## Task objective
Work through the data below line by line and say how many lines hold "website"; give only the number.
── Recorded information
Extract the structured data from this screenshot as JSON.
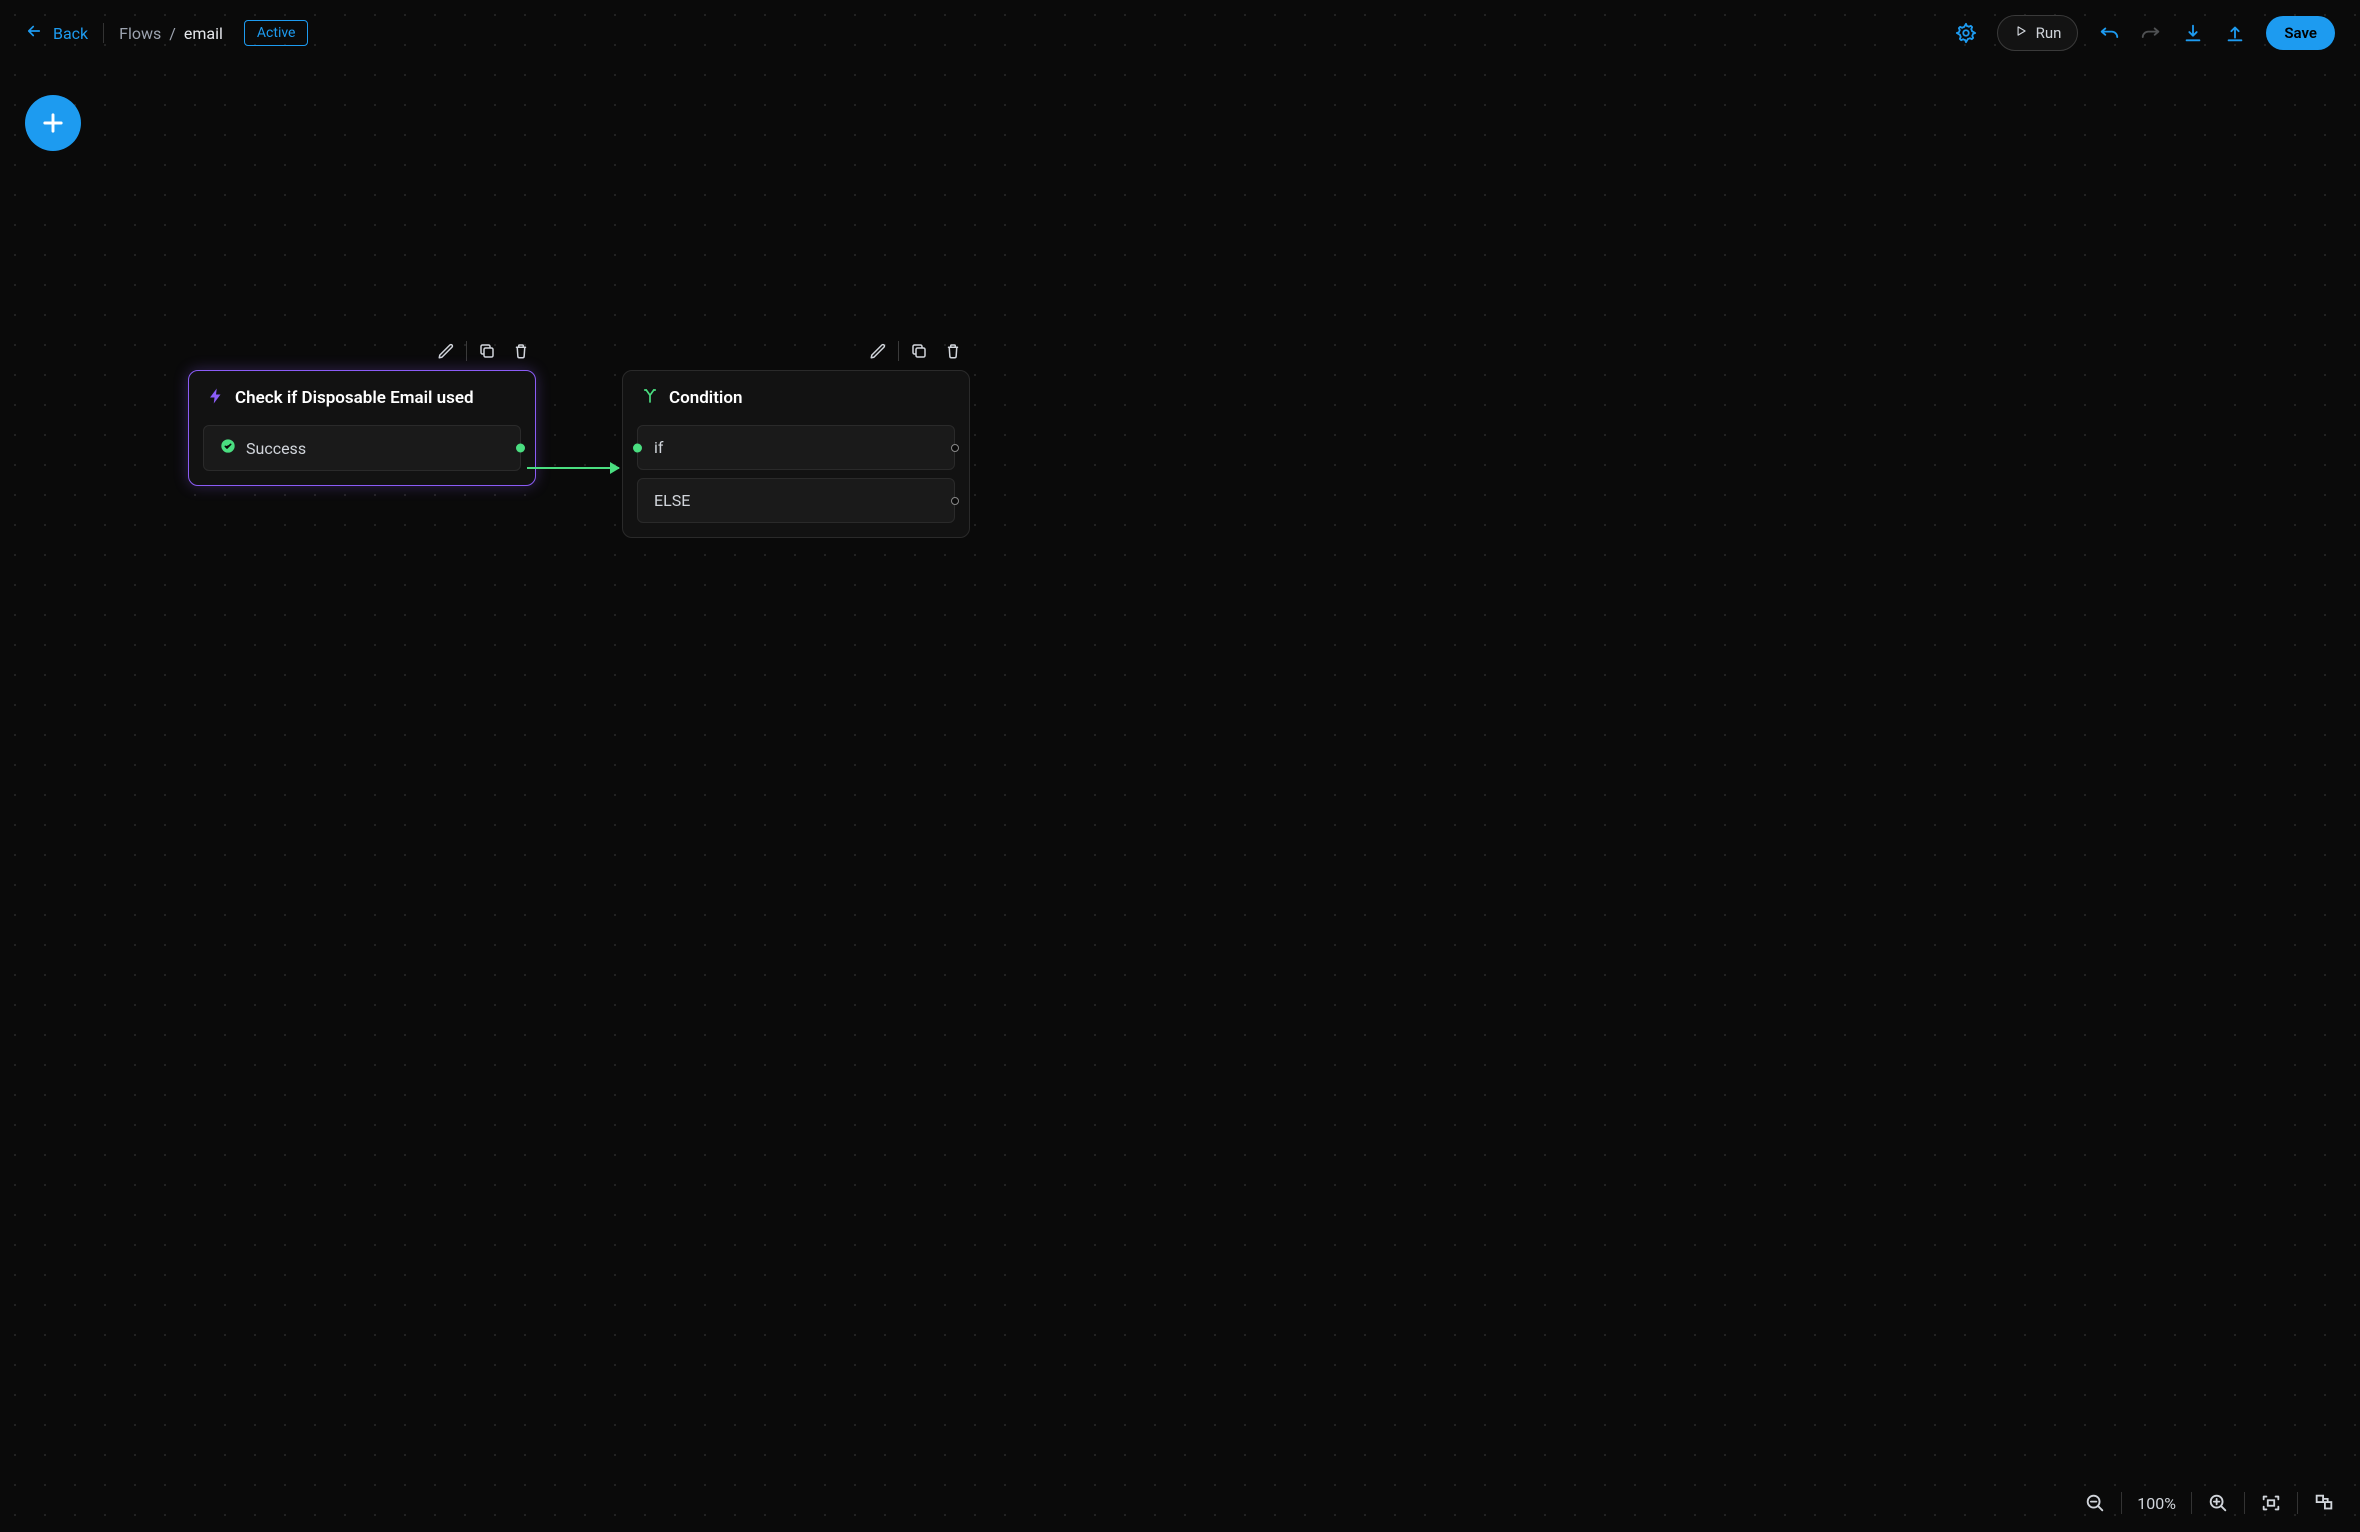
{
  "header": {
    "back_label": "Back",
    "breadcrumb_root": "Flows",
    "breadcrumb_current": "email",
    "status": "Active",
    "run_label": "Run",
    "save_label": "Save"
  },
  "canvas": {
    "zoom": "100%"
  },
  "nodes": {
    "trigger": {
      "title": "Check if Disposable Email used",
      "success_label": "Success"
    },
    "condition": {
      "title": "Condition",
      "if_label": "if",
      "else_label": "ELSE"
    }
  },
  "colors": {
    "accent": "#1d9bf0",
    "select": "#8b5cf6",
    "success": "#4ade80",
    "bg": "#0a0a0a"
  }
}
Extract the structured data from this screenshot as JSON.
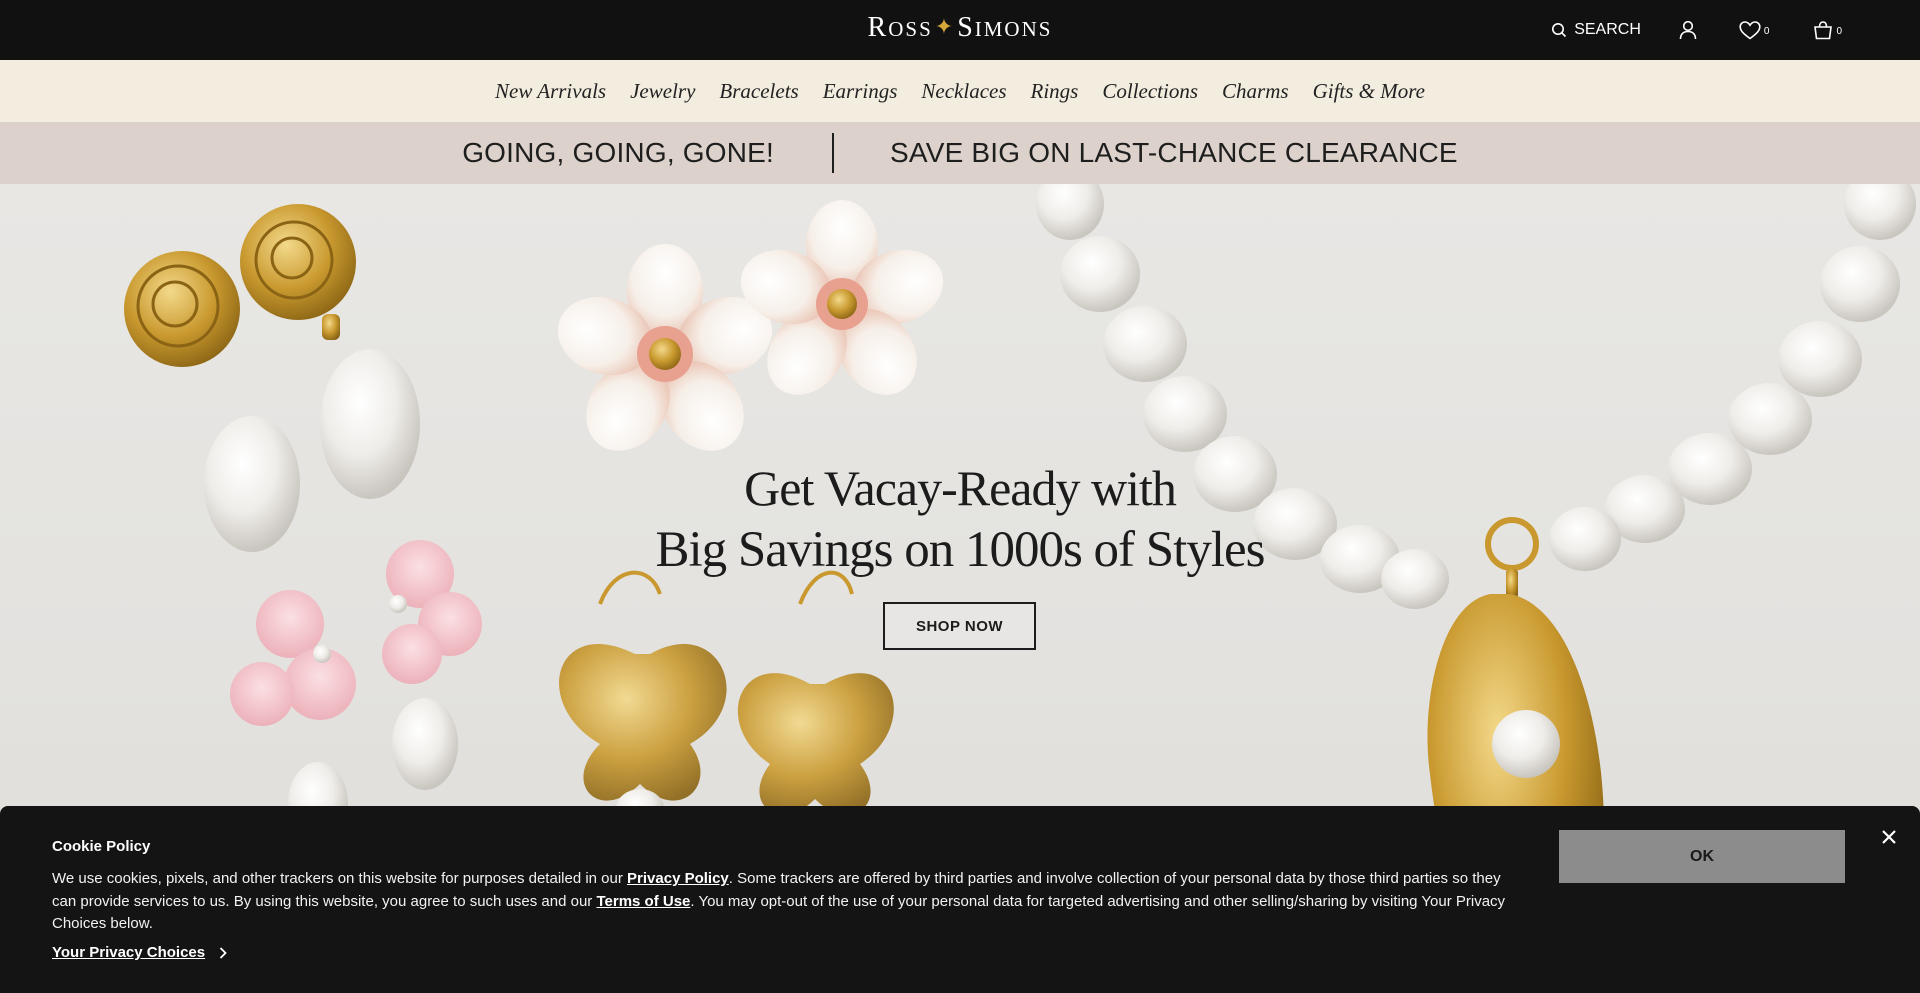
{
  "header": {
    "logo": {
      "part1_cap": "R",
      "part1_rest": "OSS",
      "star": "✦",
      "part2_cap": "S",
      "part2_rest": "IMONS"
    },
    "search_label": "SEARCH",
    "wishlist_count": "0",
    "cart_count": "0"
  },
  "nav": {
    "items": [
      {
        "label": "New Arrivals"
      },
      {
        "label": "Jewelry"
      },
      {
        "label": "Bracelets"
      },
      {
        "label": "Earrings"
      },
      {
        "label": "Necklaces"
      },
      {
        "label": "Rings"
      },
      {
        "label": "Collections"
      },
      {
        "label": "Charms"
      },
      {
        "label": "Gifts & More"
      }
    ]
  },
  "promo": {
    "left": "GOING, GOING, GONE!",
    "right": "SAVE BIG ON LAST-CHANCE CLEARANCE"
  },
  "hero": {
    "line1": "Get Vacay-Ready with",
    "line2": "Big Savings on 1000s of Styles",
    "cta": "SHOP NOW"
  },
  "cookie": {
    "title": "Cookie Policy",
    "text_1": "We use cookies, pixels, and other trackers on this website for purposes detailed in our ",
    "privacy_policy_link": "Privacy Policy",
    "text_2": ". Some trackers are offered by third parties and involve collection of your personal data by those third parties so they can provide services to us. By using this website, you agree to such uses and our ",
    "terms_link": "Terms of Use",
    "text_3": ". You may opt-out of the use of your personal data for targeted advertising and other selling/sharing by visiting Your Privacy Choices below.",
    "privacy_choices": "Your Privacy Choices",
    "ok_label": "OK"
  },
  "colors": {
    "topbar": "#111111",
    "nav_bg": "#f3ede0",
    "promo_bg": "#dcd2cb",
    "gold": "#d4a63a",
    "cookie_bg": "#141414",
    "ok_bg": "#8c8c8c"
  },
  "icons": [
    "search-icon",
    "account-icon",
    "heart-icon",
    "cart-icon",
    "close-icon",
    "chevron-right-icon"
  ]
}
────
## Final result
2